▶ [AIM A]
Update the festival write-up by reproducing it starting with "Last weekend Vancity" and going on through "and gold streamers.", with "main stage" changed to "headline stage" everywhere it occurs.

Last weekend Vancity Buzz was down at the Gorge Amphitheatre in eastern Washington for the 10th annual Sasquatch Music Festival. Perched on the edge of the Columbia River Gorge, the site of the four-day outdoor music festival provides an ever-changing picturesque backdrop for the main stage. Between its gorgeous setting and jam-packed lineup, Sasquatch has become a must-hit summer festival that draws upwards of 25,000 fans to enjoy a wide variety of musicians and comedians permorming on its five stages including Jack White, Pretty Lights, The Roots, Metric and Childish Gambino. Mixing indie music, budding Seattle hip-hop, and the Kokanee Beer sponsorship, Sasquatch exudes a theme that is proudly Northwestern.
Santigold rocked the main stage on opening day with a team of dancers decked out in neon and gold streamers.
Girl Talk performed shortly after Santigold on the main stage, but not before his friend, local rapper, Macklemore warmed up the stage for him. Girl talk got the crowd jumping with his signature 10 second samples mashed up into danceable delight. Before long toilet paper was flying through the air and there were fans on stage dancing right in the midst of the musical mayhem.
Pretty Lights wrapped up the night with an almost 2 hour long electronic dance music performance on the main stage. The floor was packed and everyone was getting down and dirty to the grungiest dubstep set I have heard. He even threw in his remix of Kanye West’s Stronger to please the non-dubheads. Needless to say everybody loved it when he performed his 2006 hit “Finally Moving” that samples Etta James’ “I Get a Good Feeling” that has since been sampled time and time again. As the bass dropped time and time again the crowd would leap into the air and toss hundreds of glow sticks into the sky in a magical synchronicity with the beat of the music.
Blitzen Trapper started the day off at the main stage with their alt.-rock country crowd pleasers.
Alabama Shakes was next up on the Bigfoot stage. This band is making quite the name for itself, as it is currently on tour opening for sold out Jack White shows across the United States. They bring to the stage a soulful southern rock unlike anything I have ever heard before.
Following Seattle rapper, Grynch’s show on the MAINE! stage, his buddy Sol, who is blowing up in the world of west coast hip-hop played what might be the most intimate show he will ever play again as he sails into stardom. From the closing of Grynch’s set, fans were packed tight to the un-barricaded stage in anticipation. When Sol came out everybody went nuts and before long nobody in the front row was farther than arm’s reach of this lyrical genius. Sol brought out Grynch to perform their song “All I Wanna Do” before extra security had to be called in to calm down the crowd.
Childish Gambino brought his heavy hitting, smart hip-hop to the main stage and a jam-packed dance pit. Before his 45 minute set about penis jokes and “what chicks is fly” had ended he had stripped down and paraded across the stage in a shirtless strut that would be so out of place if it was done by his character on the TV show Community.
Metric kept the high-energy crowd from the Gambino show well fed with an extra strength dose of Emily Haines’ electronic indie rock.

▶ [MATERIALS PROVIDED]

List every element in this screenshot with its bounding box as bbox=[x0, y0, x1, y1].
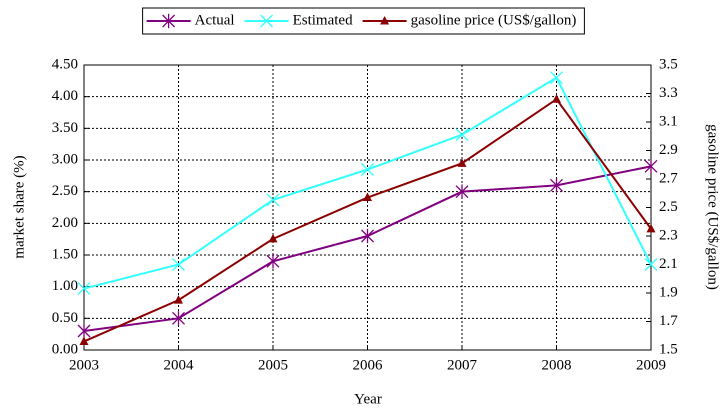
y-tick-label: 0.50 bbox=[52, 310, 78, 326]
legend-label: gasoline price (US$/gallon) bbox=[411, 12, 577, 28]
marker bbox=[79, 336, 89, 345]
y2-tick-label: 2.7 bbox=[659, 170, 678, 186]
x-tick-label: 2008 bbox=[542, 357, 572, 373]
marker bbox=[644, 159, 658, 174]
x-axis-title: Year bbox=[354, 391, 382, 407]
marker-shape bbox=[380, 16, 390, 25]
marker-shape bbox=[552, 94, 561, 103]
marker bbox=[550, 71, 563, 85]
y2-tick-label: 2.5 bbox=[659, 199, 678, 215]
legend-item: gasoline price (US$/gallon) bbox=[362, 12, 577, 28]
marker bbox=[172, 311, 185, 326]
marker bbox=[260, 14, 274, 28]
x-tick-label: 2009 bbox=[636, 357, 666, 373]
y2-tick-label: 2.9 bbox=[659, 142, 678, 158]
y-axis-title: market share (%) bbox=[11, 155, 27, 258]
marker-stroke bbox=[260, 14, 274, 28]
marker bbox=[380, 16, 390, 25]
marker-stroke bbox=[361, 163, 374, 176]
y2-axis-title: gasoline price (US$/gallon) bbox=[705, 124, 721, 290]
legend-item: Estimated bbox=[244, 12, 353, 28]
marker bbox=[457, 158, 467, 167]
y2-tick-label: 2.1 bbox=[659, 256, 678, 272]
marker bbox=[455, 128, 469, 142]
y2-tick-label: 1.9 bbox=[659, 284, 678, 300]
y-tick-label: 0.00 bbox=[52, 341, 78, 357]
y-tick-label: 1.00 bbox=[52, 278, 78, 294]
marker bbox=[550, 178, 563, 193]
marker-shape bbox=[363, 192, 372, 202]
marker bbox=[552, 94, 561, 103]
marker-stroke bbox=[266, 193, 280, 207]
y-tick-label: 2.50 bbox=[52, 183, 78, 199]
marker bbox=[646, 223, 656, 233]
marker-stroke bbox=[644, 258, 658, 271]
marker-shape bbox=[457, 158, 467, 167]
x-tick-label: 2003 bbox=[69, 357, 99, 373]
y-tick-label: 2.00 bbox=[52, 215, 78, 231]
marker bbox=[266, 254, 280, 269]
marker bbox=[363, 192, 372, 202]
marker bbox=[361, 163, 374, 176]
marker bbox=[162, 13, 176, 29]
marker-stroke bbox=[550, 71, 563, 85]
x-tick-label: 2005 bbox=[258, 357, 288, 373]
marker-shape bbox=[646, 223, 656, 233]
x-tick-label: 2006 bbox=[353, 357, 384, 373]
plot-frame bbox=[83, 64, 652, 351]
x-tick-label: 2007 bbox=[447, 357, 478, 373]
y-tick-label: 4.50 bbox=[52, 56, 78, 72]
y2-tick-label: 3.1 bbox=[659, 113, 678, 129]
marker bbox=[77, 323, 91, 339]
y2-tick-label: 1.5 bbox=[659, 341, 678, 357]
y-tick-label: 3.00 bbox=[52, 151, 78, 167]
marker bbox=[455, 184, 469, 199]
marker-stroke bbox=[77, 282, 91, 296]
marker bbox=[266, 193, 280, 207]
marker-shape bbox=[174, 295, 183, 304]
marker bbox=[77, 282, 91, 296]
marker-stroke bbox=[172, 258, 185, 271]
y-tick-label: 4.00 bbox=[52, 88, 78, 104]
y2-tick-label: 2.3 bbox=[659, 227, 678, 243]
y2-tick-label: 1.7 bbox=[659, 313, 678, 329]
x-tick-label: 2004 bbox=[164, 357, 195, 373]
y2-tick-label: 3.5 bbox=[659, 56, 678, 72]
marker-shape bbox=[79, 336, 89, 345]
marker bbox=[174, 295, 183, 304]
marker-stroke bbox=[455, 128, 469, 142]
marker-shape bbox=[268, 233, 278, 243]
legend-item: Actual bbox=[146, 12, 235, 29]
legend: Actual Estimated gasoline price (US$/gallo… bbox=[142, 7, 585, 35]
marker bbox=[172, 258, 185, 271]
marker bbox=[361, 228, 374, 244]
legend-label: Estimated bbox=[293, 12, 353, 28]
y2-tick-label: 3.3 bbox=[659, 85, 678, 101]
legend-label: Actual bbox=[195, 12, 235, 28]
y-tick-label: 1.50 bbox=[52, 246, 78, 262]
y-tick-label: 3.50 bbox=[52, 120, 78, 136]
marker bbox=[644, 258, 658, 271]
marker bbox=[268, 233, 278, 243]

▶ [AIM B]
Return the rows without any change, starting with the line with "y-tick-label: 0.50 bbox=[52, 310, 78, 326]" and going on through the line with "marker bbox=[457, 158, 467, 167]".

▶ [TASK SOLUTION A]
Last weekend Vancity Buzz was down at the Gorge Amphitheatre in eastern Washington for the 10th annual Sasquatch Music Festival. Perched on the edge of the Columbia River Gorge, the site of the four-day outdoor music festival provides an ever-changing picturesque backdrop for the headline stage. Between its gorgeous setting and jam-packed lineup, Sasquatch has become a must-hit summer festival that draws upwards of 25,000 fans to enjoy a wide variety of musicians and comedians permorming on its five stages including Jack White, Pretty Lights, The Roots, Metric and Childish Gambino. Mixing indie music, budding Seattle hip-hop, and the Kokanee Beer sponsorship, Sasquatch exudes a theme that is proudly Northwestern.
Santigold rocked the headline stage on opening day with a team of dancers decked out in neon and gold streamers.

▶ [TASK SOLUTION B]
y-tick-label: 0.50 bbox=[52, 310, 78, 326]
legend-label: gasoline price (US$/gallon) bbox=[411, 12, 577, 28]
marker bbox=[79, 336, 89, 345]
y2-tick-label: 2.7 bbox=[659, 170, 678, 186]
x-tick-label: 2008 bbox=[542, 357, 572, 373]
marker bbox=[644, 159, 658, 174]
x-axis-title: Year bbox=[354, 391, 382, 407]
marker-shape bbox=[380, 16, 390, 25]
marker-shape bbox=[552, 94, 561, 103]
marker bbox=[550, 71, 563, 85]
y2-tick-label: 2.5 bbox=[659, 199, 678, 215]
legend-item: gasoline price (US$/gallon) bbox=[362, 12, 577, 28]
marker bbox=[172, 311, 185, 326]
marker bbox=[260, 14, 274, 28]
x-tick-label: 2009 bbox=[636, 357, 666, 373]
y2-tick-label: 2.9 bbox=[659, 142, 678, 158]
y-axis-title: market share (%) bbox=[11, 155, 27, 258]
marker-stroke bbox=[260, 14, 274, 28]
marker bbox=[380, 16, 390, 25]
marker-stroke bbox=[361, 163, 374, 176]
y2-axis-title: gasoline price (US$/gallon) bbox=[705, 124, 721, 290]
legend-item: Estimated bbox=[244, 12, 353, 28]
marker bbox=[457, 158, 467, 167]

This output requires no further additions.